Aim - Pick out every line of the entries below where "type" occurs, and copy those lines.

Raw data -

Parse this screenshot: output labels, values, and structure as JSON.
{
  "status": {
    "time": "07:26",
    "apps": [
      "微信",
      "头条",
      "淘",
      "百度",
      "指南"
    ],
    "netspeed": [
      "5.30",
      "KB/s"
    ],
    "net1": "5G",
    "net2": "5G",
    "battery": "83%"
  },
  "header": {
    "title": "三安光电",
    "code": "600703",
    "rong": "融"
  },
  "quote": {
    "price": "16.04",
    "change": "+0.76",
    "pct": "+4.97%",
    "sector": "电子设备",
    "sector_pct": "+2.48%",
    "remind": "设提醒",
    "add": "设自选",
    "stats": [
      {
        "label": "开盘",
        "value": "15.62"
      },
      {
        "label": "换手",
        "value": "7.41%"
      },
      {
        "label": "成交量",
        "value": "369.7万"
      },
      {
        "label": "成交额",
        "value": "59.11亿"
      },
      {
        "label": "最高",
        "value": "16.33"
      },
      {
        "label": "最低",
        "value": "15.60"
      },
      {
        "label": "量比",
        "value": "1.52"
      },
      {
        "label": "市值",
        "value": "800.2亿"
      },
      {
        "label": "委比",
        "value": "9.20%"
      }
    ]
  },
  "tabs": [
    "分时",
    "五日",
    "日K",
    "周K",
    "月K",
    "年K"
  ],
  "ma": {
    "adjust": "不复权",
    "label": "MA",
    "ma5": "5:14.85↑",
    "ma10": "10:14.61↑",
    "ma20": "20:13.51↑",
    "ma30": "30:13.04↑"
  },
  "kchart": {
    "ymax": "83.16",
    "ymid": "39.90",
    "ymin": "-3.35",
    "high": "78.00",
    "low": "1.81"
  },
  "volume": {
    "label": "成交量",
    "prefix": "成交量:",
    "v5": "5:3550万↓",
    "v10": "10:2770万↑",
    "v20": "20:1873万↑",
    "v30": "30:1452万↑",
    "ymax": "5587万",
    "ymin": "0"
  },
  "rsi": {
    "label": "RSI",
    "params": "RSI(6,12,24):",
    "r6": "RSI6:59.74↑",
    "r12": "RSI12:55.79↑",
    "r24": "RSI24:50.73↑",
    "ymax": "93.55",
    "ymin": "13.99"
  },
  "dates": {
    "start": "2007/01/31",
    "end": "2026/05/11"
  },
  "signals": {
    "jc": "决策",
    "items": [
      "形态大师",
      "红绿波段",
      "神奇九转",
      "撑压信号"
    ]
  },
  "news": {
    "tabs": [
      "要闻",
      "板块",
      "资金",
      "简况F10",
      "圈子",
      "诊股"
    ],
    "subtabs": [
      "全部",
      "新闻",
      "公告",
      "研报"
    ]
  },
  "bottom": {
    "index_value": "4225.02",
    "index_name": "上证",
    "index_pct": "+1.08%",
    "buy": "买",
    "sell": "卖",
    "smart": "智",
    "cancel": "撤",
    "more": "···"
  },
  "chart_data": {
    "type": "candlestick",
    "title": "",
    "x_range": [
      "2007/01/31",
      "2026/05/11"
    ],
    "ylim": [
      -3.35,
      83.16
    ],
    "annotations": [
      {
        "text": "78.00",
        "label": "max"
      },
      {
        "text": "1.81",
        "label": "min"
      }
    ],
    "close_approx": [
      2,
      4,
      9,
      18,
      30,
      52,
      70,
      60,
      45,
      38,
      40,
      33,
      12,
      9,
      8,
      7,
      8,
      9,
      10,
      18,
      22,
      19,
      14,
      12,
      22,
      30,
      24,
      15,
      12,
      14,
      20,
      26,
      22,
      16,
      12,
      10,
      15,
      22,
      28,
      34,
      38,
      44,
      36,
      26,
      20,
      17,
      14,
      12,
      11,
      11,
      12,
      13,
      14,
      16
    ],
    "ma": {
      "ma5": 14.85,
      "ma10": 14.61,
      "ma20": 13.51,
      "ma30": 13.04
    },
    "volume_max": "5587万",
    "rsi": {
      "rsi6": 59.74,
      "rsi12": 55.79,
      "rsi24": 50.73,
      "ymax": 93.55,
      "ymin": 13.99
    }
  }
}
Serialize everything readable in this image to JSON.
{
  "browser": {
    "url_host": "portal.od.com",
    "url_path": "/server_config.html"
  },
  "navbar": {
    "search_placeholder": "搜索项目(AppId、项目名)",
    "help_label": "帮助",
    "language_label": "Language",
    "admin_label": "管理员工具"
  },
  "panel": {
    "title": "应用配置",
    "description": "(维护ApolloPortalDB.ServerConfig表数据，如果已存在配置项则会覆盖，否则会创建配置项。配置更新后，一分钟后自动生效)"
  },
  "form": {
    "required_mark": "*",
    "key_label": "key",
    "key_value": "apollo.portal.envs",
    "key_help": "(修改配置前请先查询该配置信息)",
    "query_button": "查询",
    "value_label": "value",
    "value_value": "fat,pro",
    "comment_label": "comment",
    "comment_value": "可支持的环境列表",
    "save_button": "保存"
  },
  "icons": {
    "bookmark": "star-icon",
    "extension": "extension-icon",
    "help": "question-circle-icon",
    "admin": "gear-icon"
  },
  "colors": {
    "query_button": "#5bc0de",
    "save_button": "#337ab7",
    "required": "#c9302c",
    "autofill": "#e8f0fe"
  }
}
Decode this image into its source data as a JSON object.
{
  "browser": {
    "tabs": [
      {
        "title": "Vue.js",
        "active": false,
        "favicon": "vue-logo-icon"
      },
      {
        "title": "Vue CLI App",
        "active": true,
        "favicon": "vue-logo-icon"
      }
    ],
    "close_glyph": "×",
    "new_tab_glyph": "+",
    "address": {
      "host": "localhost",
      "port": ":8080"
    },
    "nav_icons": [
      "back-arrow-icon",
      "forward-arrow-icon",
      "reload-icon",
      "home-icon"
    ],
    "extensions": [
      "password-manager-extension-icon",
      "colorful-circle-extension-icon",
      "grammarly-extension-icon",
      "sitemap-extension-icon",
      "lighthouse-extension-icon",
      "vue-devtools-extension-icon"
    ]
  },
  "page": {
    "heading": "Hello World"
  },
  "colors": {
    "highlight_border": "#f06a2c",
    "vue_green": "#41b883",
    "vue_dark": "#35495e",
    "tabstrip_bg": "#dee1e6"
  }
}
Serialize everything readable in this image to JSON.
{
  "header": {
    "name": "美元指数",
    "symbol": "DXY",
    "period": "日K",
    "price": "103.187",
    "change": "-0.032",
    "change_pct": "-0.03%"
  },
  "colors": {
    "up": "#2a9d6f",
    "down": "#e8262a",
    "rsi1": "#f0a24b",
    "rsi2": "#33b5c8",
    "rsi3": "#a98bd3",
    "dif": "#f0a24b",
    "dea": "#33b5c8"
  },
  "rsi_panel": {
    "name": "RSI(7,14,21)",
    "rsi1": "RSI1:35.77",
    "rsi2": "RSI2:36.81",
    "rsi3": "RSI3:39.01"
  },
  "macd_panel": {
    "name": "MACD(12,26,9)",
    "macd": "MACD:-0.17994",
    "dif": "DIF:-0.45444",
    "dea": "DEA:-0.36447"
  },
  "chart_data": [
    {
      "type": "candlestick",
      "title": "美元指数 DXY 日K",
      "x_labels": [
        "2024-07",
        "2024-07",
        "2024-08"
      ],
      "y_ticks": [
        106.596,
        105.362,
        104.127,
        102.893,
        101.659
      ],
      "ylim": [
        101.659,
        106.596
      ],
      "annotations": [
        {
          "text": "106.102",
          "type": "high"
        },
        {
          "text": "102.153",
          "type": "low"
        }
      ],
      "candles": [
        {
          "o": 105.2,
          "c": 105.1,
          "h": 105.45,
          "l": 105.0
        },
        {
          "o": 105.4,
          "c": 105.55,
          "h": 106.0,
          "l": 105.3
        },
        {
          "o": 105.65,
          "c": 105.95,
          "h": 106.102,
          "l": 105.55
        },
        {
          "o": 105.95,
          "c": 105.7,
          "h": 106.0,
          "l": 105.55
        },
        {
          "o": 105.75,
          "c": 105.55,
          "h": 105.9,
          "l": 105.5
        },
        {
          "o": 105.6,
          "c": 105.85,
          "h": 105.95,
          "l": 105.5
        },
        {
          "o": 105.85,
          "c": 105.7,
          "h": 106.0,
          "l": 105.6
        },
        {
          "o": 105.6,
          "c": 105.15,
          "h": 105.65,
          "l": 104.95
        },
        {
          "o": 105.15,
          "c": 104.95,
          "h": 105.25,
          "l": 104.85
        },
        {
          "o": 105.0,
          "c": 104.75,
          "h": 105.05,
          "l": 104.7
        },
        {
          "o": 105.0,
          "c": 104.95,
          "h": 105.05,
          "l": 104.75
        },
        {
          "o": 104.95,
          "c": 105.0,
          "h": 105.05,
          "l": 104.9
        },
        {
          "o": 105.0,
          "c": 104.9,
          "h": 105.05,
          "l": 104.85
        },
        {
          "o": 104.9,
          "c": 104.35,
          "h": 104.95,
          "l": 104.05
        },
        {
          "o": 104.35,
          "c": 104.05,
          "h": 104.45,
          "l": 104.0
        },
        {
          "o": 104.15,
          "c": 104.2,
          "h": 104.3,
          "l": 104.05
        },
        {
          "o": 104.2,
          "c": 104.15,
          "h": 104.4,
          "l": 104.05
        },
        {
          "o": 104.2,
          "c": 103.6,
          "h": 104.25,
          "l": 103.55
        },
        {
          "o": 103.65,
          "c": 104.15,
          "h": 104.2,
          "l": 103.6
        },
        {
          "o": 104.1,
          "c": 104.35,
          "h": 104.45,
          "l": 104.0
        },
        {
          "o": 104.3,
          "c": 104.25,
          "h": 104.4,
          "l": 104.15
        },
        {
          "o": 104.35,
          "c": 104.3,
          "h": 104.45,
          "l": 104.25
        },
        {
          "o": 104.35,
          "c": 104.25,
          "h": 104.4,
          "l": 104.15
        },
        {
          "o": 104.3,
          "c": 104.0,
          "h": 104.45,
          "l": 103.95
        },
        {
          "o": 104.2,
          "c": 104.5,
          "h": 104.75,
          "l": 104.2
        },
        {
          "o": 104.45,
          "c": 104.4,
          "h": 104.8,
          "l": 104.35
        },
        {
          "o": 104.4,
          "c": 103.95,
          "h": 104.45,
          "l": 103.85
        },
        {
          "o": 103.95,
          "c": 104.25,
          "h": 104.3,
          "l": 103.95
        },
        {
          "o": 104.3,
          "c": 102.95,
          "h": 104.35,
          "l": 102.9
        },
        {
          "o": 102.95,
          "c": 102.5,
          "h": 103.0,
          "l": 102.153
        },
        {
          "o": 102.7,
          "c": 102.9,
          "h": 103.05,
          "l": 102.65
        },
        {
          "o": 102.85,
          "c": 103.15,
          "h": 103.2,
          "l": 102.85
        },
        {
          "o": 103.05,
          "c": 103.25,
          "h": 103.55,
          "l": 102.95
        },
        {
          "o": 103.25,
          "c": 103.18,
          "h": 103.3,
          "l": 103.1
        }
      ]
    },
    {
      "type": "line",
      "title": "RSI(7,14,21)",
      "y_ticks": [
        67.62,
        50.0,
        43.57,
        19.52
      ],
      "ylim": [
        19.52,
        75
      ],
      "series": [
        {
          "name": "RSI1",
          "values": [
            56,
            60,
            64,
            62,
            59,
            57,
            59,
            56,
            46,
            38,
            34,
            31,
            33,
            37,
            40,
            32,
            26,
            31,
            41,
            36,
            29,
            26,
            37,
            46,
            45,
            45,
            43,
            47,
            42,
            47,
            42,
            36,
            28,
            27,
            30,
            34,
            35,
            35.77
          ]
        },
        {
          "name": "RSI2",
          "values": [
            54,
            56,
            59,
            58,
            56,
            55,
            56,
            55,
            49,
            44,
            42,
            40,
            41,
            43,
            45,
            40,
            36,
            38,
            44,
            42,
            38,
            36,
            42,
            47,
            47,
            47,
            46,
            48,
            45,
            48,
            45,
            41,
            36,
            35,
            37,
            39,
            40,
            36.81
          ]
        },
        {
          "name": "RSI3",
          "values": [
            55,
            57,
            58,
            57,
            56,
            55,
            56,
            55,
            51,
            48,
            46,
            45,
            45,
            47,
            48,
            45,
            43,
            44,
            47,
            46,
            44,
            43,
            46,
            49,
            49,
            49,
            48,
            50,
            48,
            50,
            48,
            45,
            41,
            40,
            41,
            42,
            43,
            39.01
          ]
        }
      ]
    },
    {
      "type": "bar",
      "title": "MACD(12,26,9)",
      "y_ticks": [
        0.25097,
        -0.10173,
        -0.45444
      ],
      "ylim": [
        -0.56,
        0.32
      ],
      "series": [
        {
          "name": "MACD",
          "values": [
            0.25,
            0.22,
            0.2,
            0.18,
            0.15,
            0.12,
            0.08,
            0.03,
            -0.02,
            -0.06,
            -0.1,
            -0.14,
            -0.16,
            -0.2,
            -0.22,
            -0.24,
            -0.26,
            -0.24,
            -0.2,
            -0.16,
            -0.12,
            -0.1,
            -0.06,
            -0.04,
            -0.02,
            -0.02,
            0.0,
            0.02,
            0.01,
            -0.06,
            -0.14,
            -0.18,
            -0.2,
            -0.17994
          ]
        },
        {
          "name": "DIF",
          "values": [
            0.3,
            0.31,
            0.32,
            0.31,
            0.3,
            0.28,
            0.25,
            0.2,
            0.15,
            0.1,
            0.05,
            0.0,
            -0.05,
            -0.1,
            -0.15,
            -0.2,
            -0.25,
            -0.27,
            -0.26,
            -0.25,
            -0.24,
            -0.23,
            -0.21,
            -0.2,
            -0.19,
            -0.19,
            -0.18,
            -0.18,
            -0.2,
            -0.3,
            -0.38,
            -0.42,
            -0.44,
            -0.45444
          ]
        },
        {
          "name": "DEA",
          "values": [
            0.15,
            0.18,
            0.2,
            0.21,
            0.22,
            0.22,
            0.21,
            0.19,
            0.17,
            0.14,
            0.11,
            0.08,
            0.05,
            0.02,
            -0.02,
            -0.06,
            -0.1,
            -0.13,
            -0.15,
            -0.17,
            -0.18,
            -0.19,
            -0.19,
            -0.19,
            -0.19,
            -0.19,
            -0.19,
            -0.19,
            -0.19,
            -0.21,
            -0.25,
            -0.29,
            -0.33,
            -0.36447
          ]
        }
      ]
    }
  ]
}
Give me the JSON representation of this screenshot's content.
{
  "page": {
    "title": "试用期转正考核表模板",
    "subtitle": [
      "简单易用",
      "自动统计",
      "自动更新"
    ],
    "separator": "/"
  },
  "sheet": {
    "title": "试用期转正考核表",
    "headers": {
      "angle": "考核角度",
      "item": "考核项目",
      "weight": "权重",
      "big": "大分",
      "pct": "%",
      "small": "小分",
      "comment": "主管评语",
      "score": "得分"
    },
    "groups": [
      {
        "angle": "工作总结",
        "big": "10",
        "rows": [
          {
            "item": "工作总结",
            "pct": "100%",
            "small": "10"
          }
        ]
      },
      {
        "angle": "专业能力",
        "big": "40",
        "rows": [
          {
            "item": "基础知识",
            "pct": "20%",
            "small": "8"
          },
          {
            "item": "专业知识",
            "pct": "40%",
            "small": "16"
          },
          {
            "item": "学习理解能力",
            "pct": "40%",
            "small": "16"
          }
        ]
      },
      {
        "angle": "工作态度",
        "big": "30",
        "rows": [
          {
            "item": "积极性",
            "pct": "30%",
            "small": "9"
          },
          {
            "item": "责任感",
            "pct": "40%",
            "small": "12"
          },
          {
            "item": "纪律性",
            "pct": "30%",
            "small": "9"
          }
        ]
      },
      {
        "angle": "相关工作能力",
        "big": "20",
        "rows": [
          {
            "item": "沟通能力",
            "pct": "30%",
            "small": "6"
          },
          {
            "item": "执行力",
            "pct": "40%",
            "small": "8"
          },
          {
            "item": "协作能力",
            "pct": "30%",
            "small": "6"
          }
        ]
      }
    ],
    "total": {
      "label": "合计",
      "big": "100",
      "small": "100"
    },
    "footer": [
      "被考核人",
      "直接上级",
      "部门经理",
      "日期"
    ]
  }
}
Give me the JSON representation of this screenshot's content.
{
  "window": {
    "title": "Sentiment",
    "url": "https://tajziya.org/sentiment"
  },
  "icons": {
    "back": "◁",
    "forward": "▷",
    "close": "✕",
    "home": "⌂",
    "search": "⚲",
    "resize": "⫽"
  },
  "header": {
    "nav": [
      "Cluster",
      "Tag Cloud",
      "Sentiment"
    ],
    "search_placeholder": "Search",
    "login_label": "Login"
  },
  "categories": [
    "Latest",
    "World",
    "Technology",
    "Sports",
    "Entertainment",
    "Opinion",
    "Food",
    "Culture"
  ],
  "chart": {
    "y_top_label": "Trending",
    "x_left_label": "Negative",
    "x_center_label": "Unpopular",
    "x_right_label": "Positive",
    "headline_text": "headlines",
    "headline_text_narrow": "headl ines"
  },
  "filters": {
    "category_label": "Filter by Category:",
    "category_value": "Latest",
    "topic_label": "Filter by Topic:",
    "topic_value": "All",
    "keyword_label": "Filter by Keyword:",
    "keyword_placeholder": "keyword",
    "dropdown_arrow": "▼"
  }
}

Solved exercise -
    "type": "candlestick",
      "type": "candlestick",
          "type": "high"
          "type": "low"
      "type": "line",
      "type": "bar",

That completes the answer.